<<<<
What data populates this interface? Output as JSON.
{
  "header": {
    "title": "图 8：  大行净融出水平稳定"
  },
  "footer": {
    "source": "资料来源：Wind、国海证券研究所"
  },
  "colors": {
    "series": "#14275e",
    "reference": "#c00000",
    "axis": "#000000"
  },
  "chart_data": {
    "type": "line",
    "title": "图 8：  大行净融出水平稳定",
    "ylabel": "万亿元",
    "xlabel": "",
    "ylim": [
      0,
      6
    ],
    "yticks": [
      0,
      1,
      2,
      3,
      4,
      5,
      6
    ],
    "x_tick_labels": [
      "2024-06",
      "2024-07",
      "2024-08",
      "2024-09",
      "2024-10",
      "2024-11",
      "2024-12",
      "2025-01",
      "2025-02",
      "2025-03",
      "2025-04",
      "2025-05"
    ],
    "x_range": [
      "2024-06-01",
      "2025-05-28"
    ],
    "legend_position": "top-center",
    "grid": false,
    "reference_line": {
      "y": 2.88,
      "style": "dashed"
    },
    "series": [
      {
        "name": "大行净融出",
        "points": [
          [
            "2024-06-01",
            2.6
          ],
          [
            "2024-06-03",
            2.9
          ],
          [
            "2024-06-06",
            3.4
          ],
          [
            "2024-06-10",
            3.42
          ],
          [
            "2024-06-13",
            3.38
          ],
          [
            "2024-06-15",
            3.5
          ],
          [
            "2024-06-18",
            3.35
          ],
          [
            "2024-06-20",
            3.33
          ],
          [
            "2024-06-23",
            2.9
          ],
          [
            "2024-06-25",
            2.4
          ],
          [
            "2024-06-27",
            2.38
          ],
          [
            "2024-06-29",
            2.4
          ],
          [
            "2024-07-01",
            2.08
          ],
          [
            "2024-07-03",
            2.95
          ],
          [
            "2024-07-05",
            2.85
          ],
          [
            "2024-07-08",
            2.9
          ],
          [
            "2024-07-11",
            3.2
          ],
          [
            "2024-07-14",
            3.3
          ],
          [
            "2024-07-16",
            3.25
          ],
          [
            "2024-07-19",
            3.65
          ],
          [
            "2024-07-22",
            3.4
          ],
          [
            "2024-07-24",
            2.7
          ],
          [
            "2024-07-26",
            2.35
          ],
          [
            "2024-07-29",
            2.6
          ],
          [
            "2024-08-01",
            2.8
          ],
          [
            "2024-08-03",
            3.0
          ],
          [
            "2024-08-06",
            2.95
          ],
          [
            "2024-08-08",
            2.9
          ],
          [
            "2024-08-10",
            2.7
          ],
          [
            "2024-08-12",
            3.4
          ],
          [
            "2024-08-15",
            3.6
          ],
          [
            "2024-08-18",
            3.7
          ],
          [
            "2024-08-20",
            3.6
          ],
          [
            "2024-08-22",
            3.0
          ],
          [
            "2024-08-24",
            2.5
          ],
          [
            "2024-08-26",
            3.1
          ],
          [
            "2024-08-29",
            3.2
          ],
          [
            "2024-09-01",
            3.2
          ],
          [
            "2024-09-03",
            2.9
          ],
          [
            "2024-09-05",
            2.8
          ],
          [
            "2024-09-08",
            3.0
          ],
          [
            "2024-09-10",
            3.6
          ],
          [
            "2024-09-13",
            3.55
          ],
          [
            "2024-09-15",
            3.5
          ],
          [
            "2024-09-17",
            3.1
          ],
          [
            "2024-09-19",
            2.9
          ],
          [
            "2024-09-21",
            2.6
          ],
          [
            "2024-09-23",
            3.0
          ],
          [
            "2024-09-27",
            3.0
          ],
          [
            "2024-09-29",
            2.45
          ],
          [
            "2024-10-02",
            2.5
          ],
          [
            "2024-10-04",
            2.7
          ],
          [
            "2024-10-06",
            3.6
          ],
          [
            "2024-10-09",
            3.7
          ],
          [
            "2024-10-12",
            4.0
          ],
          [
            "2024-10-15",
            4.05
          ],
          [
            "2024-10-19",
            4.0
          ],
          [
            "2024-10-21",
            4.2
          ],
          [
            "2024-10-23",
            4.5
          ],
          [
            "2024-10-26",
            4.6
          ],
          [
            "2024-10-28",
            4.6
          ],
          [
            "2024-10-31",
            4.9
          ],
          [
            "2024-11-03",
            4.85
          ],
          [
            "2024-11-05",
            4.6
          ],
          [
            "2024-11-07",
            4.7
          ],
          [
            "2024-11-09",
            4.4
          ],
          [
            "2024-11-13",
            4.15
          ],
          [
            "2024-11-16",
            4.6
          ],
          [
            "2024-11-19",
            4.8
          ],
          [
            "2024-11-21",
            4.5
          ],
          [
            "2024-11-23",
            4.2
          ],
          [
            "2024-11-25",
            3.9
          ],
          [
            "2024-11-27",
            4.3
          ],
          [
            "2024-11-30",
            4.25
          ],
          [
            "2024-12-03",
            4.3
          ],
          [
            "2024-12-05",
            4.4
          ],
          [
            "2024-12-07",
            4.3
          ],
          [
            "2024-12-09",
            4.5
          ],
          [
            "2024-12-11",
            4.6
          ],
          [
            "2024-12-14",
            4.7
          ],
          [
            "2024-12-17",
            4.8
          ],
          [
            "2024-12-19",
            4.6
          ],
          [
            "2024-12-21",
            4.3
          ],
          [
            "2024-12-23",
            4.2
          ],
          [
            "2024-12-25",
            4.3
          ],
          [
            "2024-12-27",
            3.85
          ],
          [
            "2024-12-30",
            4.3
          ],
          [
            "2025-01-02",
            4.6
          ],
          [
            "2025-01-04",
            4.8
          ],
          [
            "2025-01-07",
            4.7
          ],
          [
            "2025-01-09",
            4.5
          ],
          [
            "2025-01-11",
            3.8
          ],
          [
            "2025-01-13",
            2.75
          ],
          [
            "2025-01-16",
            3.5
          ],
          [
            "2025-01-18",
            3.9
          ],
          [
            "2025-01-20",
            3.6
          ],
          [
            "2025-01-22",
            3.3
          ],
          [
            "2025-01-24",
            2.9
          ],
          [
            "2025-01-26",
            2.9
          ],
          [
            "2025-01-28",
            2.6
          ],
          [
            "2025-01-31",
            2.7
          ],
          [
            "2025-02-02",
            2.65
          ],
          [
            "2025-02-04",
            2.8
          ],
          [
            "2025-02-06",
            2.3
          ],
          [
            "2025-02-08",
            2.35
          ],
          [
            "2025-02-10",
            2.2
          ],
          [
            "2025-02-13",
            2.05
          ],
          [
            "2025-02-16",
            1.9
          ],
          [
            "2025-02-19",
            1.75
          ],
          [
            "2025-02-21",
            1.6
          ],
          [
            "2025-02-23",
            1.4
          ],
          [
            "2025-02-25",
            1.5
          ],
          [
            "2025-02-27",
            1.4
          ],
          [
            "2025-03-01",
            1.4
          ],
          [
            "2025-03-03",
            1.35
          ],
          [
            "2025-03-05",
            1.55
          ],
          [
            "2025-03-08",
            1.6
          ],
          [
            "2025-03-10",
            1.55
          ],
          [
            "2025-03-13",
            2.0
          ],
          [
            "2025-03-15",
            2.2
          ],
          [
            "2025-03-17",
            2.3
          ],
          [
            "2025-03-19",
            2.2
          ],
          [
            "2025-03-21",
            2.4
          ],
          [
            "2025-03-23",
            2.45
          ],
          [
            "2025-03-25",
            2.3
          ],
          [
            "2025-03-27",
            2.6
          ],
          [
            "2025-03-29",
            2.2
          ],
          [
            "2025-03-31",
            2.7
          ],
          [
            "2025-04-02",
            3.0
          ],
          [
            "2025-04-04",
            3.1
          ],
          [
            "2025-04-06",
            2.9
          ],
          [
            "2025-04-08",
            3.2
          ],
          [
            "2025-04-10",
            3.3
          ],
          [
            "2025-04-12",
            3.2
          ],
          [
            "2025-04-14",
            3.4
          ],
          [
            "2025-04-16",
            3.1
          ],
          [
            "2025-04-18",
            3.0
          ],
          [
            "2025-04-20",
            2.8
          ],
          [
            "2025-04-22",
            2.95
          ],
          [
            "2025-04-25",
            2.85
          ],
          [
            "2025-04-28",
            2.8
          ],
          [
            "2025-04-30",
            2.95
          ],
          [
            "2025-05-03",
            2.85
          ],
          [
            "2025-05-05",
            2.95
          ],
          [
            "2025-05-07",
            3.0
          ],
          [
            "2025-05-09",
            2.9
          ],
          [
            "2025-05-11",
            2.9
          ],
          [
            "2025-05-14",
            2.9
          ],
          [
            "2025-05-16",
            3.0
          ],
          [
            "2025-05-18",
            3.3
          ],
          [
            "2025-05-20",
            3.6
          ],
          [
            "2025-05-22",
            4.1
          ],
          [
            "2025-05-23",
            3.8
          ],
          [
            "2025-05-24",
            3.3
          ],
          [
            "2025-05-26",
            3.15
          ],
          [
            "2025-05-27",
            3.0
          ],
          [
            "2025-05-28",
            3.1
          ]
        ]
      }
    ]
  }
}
>>>>
• [Requirement]: What is the number of lines above that contain the string "大行净融出水平稳定"? Answer with the number alone.

• [Answer to the problem]: 2